Short task - Of all the lines in the material, how many include the word "القيس"? Give only the number.
══ Data supplied ══
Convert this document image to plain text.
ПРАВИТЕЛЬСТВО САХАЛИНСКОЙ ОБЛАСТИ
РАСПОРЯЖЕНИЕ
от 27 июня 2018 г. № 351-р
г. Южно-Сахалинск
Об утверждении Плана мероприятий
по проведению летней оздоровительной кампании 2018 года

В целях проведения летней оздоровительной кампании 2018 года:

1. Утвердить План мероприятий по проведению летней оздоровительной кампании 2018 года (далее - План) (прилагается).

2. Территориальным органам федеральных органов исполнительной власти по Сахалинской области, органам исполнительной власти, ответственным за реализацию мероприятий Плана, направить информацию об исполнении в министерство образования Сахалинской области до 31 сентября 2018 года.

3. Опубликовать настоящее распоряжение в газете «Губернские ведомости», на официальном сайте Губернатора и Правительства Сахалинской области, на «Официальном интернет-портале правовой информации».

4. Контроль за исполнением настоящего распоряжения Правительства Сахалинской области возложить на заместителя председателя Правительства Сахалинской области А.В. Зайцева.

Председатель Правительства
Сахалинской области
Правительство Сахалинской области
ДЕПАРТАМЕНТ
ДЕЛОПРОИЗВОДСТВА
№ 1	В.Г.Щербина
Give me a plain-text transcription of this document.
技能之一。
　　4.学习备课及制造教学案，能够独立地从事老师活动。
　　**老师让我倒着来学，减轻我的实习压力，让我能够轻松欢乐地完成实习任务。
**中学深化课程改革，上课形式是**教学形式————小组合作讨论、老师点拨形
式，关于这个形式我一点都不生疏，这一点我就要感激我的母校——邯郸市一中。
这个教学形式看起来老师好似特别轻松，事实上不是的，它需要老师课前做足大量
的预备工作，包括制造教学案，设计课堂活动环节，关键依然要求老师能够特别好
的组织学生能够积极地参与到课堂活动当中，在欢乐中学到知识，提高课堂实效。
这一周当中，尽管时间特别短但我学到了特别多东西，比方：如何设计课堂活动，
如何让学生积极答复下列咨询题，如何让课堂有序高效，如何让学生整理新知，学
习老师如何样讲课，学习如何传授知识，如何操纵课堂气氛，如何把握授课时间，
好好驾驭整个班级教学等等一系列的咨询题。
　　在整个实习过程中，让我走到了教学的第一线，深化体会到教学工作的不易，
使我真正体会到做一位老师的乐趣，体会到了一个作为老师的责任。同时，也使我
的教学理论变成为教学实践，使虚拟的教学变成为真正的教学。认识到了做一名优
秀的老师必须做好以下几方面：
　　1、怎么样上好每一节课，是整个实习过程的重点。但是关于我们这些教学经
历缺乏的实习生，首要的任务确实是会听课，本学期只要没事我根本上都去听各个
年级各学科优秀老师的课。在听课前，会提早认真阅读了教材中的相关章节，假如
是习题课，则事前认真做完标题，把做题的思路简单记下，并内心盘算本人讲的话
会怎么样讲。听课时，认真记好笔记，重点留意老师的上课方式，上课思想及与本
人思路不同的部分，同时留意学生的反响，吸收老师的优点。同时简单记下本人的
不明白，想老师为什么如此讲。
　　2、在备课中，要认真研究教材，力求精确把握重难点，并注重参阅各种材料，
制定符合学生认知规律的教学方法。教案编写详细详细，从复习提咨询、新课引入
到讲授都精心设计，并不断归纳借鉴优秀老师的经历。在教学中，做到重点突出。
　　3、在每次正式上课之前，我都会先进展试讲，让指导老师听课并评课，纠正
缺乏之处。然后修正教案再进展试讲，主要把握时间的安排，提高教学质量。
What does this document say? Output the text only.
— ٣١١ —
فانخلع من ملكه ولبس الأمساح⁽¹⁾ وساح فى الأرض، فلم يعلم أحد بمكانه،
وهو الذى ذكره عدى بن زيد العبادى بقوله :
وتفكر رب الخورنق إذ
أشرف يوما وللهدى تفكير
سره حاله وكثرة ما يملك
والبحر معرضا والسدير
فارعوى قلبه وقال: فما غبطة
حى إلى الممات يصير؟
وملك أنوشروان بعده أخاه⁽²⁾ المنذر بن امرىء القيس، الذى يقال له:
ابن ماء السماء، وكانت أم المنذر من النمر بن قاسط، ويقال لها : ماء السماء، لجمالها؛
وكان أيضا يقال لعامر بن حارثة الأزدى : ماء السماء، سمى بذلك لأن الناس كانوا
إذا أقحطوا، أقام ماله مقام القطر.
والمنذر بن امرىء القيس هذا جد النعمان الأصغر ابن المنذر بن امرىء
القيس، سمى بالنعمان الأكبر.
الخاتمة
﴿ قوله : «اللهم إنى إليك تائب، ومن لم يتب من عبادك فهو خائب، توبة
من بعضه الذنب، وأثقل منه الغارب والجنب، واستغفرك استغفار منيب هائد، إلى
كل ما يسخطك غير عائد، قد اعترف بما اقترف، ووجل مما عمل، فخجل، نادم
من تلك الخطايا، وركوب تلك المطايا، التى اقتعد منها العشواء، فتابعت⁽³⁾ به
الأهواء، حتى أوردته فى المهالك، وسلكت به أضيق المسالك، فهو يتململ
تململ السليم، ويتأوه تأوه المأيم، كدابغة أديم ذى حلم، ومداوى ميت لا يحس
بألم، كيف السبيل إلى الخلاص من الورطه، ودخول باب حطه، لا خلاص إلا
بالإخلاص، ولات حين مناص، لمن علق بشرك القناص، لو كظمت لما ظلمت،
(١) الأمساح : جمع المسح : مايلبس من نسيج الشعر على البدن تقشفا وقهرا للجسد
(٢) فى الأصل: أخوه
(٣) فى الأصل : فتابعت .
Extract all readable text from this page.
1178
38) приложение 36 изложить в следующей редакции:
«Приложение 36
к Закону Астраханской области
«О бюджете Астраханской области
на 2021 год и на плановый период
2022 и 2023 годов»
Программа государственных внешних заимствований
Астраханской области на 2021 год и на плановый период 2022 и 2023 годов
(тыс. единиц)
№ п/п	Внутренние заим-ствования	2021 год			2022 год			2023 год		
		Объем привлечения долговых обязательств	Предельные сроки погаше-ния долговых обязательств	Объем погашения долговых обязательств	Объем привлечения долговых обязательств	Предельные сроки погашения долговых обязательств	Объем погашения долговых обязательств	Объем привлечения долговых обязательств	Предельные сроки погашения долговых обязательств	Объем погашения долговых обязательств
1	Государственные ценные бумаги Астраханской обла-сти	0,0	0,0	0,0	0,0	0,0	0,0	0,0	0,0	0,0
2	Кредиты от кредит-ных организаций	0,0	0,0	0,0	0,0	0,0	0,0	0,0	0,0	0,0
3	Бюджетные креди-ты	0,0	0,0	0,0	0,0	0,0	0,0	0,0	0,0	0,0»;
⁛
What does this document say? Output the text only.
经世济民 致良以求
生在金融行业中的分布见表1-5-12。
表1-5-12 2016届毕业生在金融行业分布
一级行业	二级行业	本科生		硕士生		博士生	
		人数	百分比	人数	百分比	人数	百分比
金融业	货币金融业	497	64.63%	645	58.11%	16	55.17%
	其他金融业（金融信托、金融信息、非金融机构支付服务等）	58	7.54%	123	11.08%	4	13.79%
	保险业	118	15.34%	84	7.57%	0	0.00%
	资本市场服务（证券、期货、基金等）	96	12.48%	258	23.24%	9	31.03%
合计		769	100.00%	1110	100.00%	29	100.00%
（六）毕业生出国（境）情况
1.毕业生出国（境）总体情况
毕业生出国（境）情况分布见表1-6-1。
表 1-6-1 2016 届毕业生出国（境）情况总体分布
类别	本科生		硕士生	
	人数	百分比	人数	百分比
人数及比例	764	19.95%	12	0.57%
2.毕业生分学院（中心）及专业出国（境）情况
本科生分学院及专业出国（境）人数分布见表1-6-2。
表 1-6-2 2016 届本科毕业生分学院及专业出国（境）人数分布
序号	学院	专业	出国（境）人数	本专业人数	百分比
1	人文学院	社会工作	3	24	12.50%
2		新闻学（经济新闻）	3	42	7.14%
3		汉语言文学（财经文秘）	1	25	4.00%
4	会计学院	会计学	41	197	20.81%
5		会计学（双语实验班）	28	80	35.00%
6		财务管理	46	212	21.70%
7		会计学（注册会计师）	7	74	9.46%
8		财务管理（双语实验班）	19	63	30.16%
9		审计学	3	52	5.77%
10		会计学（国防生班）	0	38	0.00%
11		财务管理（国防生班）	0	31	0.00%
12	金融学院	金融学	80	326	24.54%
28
═══
Completed task - 3